(Extracted data entries)
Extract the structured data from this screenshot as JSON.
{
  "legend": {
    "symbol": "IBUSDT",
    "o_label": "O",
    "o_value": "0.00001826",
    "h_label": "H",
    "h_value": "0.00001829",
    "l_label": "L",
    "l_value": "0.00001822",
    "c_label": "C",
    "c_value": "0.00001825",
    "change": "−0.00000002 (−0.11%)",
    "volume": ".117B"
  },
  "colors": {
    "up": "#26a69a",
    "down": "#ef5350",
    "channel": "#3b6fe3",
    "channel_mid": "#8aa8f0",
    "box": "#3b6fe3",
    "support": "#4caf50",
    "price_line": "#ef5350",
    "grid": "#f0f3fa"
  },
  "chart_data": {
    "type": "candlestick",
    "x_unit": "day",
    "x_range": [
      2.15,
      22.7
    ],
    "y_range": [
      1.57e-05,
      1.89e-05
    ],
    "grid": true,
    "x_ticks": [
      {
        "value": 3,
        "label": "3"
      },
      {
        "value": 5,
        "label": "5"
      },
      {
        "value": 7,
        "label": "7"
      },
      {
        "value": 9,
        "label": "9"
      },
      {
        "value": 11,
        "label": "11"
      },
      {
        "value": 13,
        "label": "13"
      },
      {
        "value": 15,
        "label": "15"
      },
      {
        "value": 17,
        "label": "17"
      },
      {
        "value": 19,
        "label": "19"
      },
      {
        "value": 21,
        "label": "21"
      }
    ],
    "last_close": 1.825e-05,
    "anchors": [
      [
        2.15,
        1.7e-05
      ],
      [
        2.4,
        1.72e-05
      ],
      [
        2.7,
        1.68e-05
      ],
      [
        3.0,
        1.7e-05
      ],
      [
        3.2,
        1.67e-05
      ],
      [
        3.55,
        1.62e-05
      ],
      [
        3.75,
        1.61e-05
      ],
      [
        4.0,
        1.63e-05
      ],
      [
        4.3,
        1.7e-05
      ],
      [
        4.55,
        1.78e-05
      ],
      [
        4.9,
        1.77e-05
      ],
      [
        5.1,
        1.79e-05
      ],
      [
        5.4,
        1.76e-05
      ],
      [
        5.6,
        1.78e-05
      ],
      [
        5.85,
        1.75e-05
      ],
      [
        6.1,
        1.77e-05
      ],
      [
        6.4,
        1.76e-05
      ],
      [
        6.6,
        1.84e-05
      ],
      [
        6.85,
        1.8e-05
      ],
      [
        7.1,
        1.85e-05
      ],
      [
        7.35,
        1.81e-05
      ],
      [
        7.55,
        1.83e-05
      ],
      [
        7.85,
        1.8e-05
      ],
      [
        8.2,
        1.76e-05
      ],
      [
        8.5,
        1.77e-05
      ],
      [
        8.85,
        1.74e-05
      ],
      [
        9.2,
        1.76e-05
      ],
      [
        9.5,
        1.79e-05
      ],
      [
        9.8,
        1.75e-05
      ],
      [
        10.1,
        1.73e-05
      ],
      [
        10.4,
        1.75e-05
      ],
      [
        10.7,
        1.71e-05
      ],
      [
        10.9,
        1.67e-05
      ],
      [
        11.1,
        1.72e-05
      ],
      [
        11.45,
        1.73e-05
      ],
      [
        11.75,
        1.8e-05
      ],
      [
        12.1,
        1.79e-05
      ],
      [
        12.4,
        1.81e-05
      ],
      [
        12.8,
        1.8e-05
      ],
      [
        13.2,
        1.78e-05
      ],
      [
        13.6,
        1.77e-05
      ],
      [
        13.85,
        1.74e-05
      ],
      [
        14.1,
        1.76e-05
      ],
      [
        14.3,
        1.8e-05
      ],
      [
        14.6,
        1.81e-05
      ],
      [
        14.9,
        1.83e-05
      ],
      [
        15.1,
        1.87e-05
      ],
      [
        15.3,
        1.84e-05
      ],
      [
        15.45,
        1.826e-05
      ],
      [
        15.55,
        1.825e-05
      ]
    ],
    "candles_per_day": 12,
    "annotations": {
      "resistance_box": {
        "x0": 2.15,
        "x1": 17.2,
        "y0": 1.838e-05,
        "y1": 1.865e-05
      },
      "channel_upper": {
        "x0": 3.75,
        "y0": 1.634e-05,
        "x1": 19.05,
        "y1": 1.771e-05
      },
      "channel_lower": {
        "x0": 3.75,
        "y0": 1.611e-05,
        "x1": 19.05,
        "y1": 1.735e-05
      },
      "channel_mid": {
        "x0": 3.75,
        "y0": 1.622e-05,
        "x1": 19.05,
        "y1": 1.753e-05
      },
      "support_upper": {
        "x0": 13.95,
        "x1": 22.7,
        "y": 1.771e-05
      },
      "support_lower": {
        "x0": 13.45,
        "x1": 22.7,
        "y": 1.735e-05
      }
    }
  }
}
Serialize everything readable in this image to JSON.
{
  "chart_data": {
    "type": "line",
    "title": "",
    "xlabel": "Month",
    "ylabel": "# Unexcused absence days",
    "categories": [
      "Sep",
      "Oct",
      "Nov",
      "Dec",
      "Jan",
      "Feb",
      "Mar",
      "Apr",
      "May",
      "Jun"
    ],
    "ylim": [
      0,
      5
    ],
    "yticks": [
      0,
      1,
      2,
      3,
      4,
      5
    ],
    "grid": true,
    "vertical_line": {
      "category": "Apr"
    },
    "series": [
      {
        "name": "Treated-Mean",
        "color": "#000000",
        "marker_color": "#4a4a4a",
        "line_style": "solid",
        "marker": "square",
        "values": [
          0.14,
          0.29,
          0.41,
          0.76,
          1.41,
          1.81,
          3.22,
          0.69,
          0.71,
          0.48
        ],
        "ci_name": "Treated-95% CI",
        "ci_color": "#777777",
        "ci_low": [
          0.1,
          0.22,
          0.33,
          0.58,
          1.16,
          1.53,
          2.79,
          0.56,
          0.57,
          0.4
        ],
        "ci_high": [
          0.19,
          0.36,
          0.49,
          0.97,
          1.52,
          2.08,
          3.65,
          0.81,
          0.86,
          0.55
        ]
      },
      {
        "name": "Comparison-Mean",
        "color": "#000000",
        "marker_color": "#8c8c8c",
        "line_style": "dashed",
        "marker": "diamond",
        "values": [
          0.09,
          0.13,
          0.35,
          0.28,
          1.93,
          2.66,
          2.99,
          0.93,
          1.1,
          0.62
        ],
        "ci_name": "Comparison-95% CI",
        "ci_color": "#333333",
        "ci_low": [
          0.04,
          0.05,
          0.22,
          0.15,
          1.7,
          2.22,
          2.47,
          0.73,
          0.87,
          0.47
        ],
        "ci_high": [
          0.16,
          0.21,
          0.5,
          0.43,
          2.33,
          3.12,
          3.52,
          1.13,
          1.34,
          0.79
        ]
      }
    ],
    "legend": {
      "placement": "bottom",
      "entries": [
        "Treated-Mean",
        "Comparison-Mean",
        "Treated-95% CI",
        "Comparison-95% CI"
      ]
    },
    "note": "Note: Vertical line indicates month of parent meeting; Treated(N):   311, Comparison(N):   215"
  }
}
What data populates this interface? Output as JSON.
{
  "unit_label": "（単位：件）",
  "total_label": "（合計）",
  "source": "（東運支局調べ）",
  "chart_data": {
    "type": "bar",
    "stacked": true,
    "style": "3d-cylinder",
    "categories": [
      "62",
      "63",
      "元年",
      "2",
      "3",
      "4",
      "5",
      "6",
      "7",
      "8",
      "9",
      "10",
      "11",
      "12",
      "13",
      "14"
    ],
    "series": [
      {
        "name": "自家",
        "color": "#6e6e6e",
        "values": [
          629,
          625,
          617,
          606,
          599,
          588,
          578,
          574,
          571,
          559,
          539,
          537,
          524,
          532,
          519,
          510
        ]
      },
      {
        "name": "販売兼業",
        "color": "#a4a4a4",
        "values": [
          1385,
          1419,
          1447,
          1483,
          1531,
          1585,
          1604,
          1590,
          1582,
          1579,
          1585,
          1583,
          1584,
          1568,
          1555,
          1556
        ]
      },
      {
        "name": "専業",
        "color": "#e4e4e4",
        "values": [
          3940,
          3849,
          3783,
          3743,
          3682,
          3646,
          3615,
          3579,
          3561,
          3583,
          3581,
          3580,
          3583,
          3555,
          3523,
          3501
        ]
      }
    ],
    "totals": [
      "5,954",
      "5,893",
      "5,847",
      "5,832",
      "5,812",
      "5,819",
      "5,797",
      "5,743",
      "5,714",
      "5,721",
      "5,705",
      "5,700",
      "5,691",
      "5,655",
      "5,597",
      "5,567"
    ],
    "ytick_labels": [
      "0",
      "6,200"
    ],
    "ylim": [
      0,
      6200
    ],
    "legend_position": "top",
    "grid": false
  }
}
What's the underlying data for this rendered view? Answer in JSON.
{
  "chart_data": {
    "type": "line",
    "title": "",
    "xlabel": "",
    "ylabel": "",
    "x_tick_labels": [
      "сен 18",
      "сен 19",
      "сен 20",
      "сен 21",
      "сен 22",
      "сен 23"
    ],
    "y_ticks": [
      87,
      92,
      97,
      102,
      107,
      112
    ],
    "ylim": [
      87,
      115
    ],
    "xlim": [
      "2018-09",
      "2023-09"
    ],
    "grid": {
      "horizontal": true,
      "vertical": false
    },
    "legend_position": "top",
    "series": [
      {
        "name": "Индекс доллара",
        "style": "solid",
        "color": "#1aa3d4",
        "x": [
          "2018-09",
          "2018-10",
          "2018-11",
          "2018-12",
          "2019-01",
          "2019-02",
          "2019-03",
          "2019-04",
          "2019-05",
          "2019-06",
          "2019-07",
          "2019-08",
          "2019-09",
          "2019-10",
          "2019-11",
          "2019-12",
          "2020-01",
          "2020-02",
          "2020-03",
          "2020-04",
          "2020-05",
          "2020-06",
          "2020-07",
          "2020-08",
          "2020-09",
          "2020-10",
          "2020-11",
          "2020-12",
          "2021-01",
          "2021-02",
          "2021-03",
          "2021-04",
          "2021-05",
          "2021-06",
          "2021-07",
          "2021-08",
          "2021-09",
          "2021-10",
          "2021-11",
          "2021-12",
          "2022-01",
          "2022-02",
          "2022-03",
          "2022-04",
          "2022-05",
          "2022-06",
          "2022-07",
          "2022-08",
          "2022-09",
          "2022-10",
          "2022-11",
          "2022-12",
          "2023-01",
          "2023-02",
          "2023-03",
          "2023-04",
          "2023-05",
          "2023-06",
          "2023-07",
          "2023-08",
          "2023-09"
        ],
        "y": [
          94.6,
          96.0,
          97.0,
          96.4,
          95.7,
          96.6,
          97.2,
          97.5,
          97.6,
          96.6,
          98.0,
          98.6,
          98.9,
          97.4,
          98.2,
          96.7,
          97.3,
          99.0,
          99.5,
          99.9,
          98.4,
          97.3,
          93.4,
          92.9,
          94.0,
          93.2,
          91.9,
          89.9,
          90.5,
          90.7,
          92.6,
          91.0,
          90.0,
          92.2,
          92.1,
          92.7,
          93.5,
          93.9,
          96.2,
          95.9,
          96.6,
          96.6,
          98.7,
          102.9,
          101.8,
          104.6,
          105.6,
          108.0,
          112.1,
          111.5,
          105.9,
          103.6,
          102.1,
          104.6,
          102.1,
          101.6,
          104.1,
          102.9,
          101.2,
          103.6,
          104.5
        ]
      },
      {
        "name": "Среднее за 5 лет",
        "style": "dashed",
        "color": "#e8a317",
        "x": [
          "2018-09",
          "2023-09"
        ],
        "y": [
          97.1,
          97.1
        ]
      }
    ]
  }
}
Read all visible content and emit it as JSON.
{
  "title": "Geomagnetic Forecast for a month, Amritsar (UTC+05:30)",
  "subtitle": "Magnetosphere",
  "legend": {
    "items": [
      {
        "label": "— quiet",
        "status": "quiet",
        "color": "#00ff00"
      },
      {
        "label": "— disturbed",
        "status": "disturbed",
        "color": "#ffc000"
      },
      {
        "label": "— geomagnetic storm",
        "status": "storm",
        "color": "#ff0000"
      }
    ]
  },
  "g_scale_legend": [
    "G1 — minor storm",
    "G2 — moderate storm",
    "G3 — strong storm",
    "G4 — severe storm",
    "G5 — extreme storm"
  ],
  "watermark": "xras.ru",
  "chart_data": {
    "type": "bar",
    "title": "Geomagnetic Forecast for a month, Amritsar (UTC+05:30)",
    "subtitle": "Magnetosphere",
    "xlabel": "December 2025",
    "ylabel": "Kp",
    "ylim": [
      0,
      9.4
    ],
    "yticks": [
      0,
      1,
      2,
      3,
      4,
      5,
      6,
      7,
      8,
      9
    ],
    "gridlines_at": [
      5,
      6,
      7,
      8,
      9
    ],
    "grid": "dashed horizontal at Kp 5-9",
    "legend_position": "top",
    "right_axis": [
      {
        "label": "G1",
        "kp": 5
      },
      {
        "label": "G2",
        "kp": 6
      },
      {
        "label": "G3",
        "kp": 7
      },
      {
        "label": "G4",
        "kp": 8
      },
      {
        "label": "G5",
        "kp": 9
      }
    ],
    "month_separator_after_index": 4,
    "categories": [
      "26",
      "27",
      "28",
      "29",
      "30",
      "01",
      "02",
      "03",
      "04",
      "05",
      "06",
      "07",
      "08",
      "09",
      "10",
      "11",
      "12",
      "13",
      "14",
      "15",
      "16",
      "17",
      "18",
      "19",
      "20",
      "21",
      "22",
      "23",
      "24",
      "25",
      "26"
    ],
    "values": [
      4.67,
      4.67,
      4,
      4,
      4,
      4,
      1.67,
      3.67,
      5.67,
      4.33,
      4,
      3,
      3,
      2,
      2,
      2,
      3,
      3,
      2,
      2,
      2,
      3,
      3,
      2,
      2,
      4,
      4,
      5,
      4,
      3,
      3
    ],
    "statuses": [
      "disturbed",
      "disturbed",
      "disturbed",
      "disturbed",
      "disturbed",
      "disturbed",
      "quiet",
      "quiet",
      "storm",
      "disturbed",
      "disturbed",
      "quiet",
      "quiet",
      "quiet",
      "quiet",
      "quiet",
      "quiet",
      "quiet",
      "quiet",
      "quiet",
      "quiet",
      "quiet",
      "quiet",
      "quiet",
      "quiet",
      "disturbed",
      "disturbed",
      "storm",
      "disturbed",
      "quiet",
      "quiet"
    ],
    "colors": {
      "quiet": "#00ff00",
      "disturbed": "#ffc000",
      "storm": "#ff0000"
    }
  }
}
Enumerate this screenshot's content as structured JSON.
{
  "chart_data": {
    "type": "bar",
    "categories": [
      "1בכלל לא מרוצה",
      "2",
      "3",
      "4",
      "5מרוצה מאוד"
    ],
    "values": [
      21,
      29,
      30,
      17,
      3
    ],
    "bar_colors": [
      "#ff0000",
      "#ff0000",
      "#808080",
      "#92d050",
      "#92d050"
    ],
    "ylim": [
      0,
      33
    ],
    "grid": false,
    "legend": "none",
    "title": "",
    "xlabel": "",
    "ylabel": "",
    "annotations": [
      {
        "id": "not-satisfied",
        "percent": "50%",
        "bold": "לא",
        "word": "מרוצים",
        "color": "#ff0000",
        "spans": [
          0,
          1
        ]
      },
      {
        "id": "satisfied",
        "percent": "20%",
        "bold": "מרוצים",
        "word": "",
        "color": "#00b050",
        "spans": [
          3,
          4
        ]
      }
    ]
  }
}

**Problem requirements:**
State how many lines in the records above contain the word "ylabel", giving only the number.

**Full response:**
4